=== Information supplied ===
** begin **
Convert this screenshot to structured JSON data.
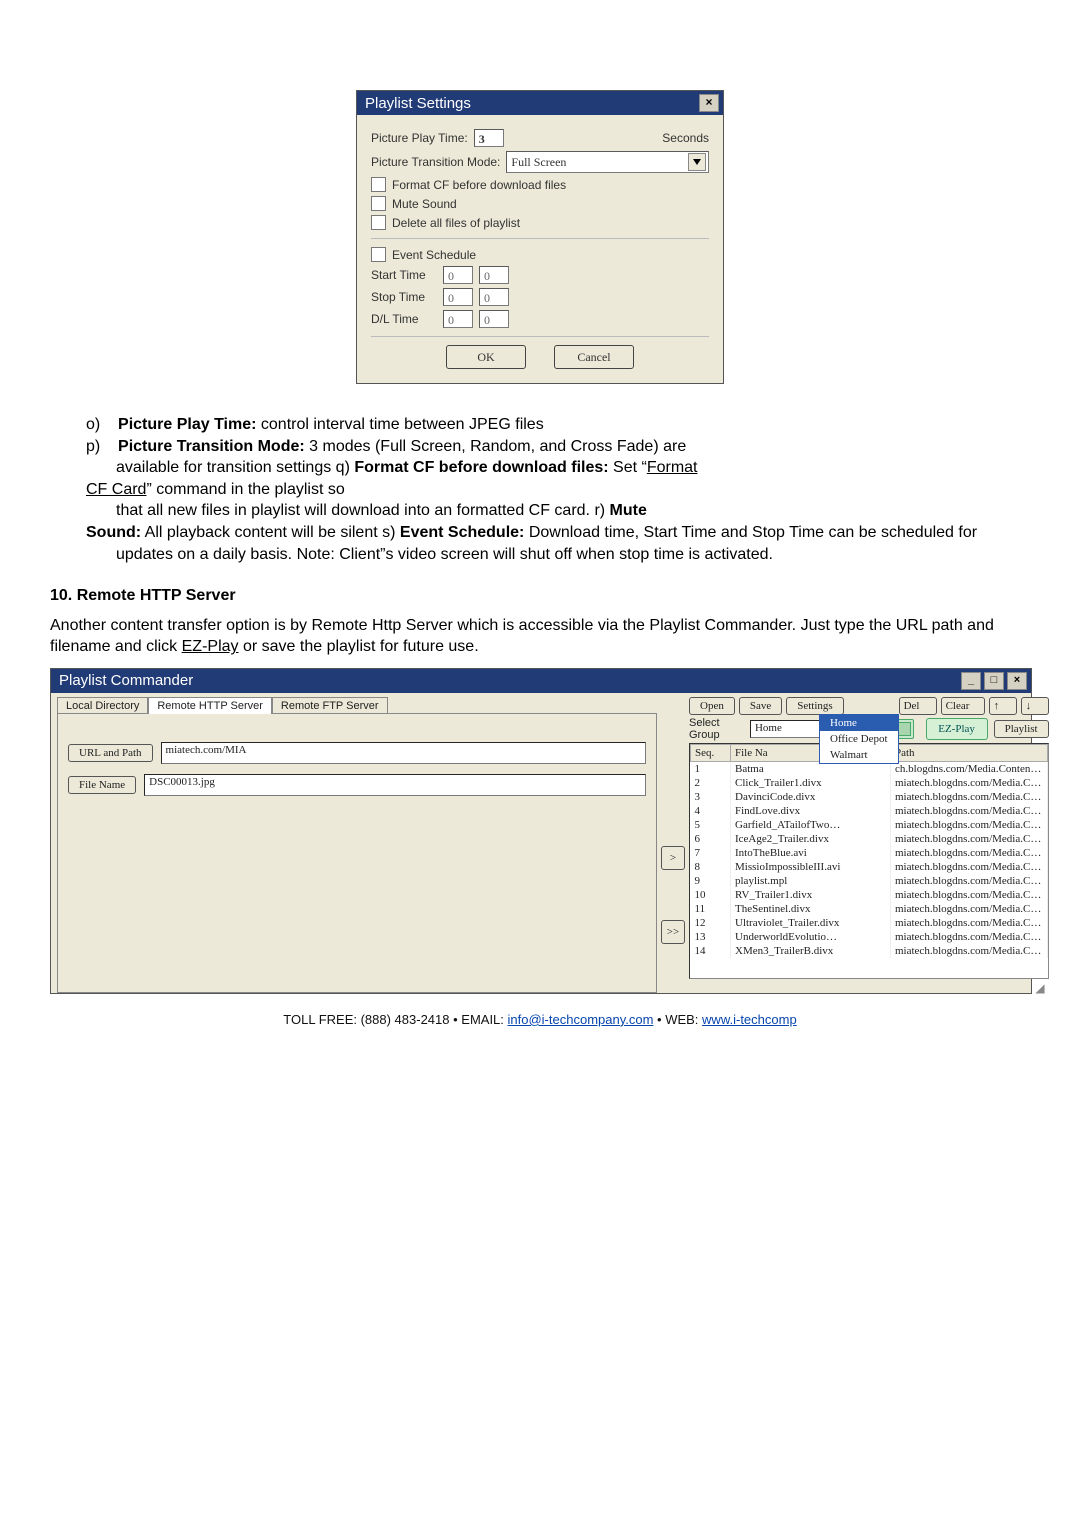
{
  "dlg1": {
    "title": "Playlist Settings",
    "picture_play_time_label": "Picture Play Time:",
    "picture_play_time_value": "3",
    "seconds": "Seconds",
    "transition_mode_label": "Picture Transition Mode:",
    "transition_mode_value": "Full Screen",
    "cb_format_cf": "Format CF before download files",
    "cb_mute": "Mute Sound",
    "cb_delete": "Delete all files of playlist",
    "cb_event": "Event Schedule",
    "start_time_label": "Start Time",
    "stop_time_label": "Stop Time",
    "dl_time_label": "D/L Time",
    "zero": "0",
    "ok": "OK",
    "cancel": "Cancel"
  },
  "doc": {
    "o": "o)",
    "o_text1": "Picture Play Time:",
    "o_text2": " control interval time between JPEG files",
    "p": "p)",
    "p_text1": "Picture Transition Mode:",
    "p_text2": " 3 modes (Full Screen, Random, and Cross Fade) are",
    "p_line2": "available for transition settings q)    ",
    "p_bold3": "Format CF before download files:",
    "p_text3": " Set “",
    "p_link": "Format",
    "cf_line": "CF Card",
    "cf_tail": "” command in the playlist so",
    "r_line": "that all new files in playlist will download into an formatted CF card. r)    ",
    "r_bold": "Mute",
    "sound_bold": "Sound:",
    "sound_text": " All playback content will be silent s)    ",
    "es_bold": "Event Schedule:",
    "es_text": " Download time, Start Time and Stop Time can be scheduled for",
    "update_line": "updates on a daily basis. Note: Client”s video screen will shut off when stop time is activated.",
    "sec10": "10. Remote HTTP Server",
    "para10": "Another content transfer option is by Remote Http Server which is accessible via the Playlist Commander. Just type the URL path and filename and click ",
    "ezplay": "EZ-Play",
    "para10b": " or save the playlist for future use."
  },
  "pc": {
    "title": "Playlist Commander",
    "tabs": {
      "local": "Local Directory",
      "http": "Remote HTTP Server",
      "ftp": "Remote FTP Server"
    },
    "url_btn": "URL and Path",
    "url_val": "miatech.com/MIA",
    "file_btn": "File Name",
    "file_val": "DSC00013.jpg",
    "open": "Open",
    "save": "Save",
    "settings": "Settings",
    "del": "Del",
    "clear": "Clear",
    "up_icon": "↑",
    "down_icon": "↓",
    "selgroup": "Select Group",
    "group_val": "Home",
    "ezplay": "EZ-Play",
    "playlist": "Playlist",
    "menu": {
      "top": "Home",
      "m1": "Office Depot",
      "m2": "Walmart"
    },
    "cols": {
      "seq": "Seq.",
      "name": "File Na",
      "path": "Path"
    },
    "first_path": "ch.blogdns.com/Media.Contents…",
    "other_path": "miatech.blogdns.com/Media.Contents…",
    "rows": [
      {
        "seq": "1",
        "name": "Batma"
      },
      {
        "seq": "2",
        "name": "Click_Trailer1.divx"
      },
      {
        "seq": "3",
        "name": "DavinciCode.divx"
      },
      {
        "seq": "4",
        "name": "FindLove.divx"
      },
      {
        "seq": "5",
        "name": "Garfield_ATailofTwo…"
      },
      {
        "seq": "6",
        "name": "IceAge2_Trailer.divx"
      },
      {
        "seq": "7",
        "name": "IntoTheBlue.avi"
      },
      {
        "seq": "8",
        "name": "MissioImpossibleIII.avi"
      },
      {
        "seq": "9",
        "name": "playlist.mpl"
      },
      {
        "seq": "10",
        "name": "RV_Trailer1.divx"
      },
      {
        "seq": "11",
        "name": "TheSentinel.divx"
      },
      {
        "seq": "12",
        "name": "Ultraviolet_Trailer.divx"
      },
      {
        "seq": "13",
        "name": "UnderworldEvolutio…"
      },
      {
        "seq": "14",
        "name": "XMen3_TrailerB.divx"
      }
    ],
    "add": ">",
    "addall": ">>"
  },
  "footer": {
    "pre": "TOLL FREE: (888) 483-2418 • EMAIL: ",
    "email": "info@i-techcompany.com",
    "mid": " • WEB: ",
    "web": "www.i-techcomp"
  }
}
** end **
Go through the records line by line and count those containing the string "save". Give only the total.

2